Material for the task
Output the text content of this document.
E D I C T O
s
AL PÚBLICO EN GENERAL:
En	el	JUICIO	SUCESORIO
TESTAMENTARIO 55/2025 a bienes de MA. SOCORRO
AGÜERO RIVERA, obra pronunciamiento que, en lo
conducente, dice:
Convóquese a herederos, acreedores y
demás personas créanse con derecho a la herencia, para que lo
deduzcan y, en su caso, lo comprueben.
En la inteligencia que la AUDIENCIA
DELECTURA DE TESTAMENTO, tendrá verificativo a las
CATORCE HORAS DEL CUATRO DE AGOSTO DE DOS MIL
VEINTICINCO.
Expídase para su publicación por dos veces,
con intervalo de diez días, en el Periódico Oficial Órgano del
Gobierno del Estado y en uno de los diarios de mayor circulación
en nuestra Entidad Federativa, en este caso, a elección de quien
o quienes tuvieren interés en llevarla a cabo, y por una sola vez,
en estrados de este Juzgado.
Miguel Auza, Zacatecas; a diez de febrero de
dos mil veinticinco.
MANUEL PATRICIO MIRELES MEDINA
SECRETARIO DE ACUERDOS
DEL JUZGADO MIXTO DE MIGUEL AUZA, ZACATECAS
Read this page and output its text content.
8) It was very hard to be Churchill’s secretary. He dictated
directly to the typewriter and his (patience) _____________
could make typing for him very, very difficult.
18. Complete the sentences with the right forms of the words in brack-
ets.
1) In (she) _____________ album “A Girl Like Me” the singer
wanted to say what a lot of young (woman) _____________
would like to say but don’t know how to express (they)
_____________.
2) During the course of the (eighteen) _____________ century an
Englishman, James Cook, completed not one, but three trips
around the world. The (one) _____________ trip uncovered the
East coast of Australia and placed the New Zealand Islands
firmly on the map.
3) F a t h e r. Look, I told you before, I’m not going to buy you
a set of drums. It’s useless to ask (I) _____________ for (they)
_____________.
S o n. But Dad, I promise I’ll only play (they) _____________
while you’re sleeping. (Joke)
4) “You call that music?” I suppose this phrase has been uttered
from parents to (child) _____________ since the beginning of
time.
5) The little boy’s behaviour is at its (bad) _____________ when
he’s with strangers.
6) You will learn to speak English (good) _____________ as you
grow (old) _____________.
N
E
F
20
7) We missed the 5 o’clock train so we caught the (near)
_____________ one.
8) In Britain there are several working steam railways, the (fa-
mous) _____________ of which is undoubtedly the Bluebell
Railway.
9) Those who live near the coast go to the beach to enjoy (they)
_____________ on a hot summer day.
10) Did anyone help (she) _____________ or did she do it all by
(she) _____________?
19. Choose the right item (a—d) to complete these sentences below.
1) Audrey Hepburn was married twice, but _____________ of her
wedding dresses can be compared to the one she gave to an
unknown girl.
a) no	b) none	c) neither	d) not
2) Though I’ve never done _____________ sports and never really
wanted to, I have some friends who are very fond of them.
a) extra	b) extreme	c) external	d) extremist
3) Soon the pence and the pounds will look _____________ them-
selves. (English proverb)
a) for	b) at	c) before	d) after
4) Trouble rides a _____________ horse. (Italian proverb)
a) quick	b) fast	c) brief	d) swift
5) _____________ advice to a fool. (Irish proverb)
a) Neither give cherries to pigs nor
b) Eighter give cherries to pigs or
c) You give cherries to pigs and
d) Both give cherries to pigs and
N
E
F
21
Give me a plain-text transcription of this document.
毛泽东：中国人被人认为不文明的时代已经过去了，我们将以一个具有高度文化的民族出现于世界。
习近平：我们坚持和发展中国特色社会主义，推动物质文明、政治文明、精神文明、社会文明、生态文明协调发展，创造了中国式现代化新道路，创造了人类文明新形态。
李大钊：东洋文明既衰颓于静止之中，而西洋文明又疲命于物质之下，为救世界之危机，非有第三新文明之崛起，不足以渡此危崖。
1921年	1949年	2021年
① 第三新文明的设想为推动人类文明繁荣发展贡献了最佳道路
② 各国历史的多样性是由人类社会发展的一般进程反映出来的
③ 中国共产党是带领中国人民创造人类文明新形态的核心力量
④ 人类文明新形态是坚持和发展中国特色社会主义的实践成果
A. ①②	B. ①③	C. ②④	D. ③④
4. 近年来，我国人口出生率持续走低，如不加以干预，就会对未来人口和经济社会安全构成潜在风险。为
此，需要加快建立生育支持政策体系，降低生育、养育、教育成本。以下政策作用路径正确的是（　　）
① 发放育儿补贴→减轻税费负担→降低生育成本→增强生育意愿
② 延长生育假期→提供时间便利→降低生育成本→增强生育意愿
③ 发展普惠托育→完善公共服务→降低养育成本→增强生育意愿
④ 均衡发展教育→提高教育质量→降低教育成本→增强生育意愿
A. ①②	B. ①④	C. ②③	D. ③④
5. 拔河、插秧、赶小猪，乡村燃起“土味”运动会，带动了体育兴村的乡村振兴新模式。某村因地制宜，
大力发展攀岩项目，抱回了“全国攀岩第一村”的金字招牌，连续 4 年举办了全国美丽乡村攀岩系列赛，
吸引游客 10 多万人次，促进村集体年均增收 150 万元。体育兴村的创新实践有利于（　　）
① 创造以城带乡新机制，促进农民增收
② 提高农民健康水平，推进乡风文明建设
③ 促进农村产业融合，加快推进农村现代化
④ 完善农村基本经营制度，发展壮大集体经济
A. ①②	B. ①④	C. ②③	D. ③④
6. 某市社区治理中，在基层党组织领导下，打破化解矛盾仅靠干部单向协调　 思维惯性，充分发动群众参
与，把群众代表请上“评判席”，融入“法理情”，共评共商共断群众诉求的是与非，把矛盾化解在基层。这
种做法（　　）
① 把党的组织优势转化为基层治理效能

Given request
In the entries above, find every line holding the word "增强生育意愿" and copy it out.

Exercise output
① 发放育儿补贴→减轻税费负担→降低生育成本→增强生育意愿
② 延长生育假期→提供时间便利→降低生育成本→增强生育意愿
③ 发展普惠托育→完善公共服务→降低养育成本→增强生育意愿
④ 均衡发展教育→提高教育质量→降低教育成本→增强生育意愿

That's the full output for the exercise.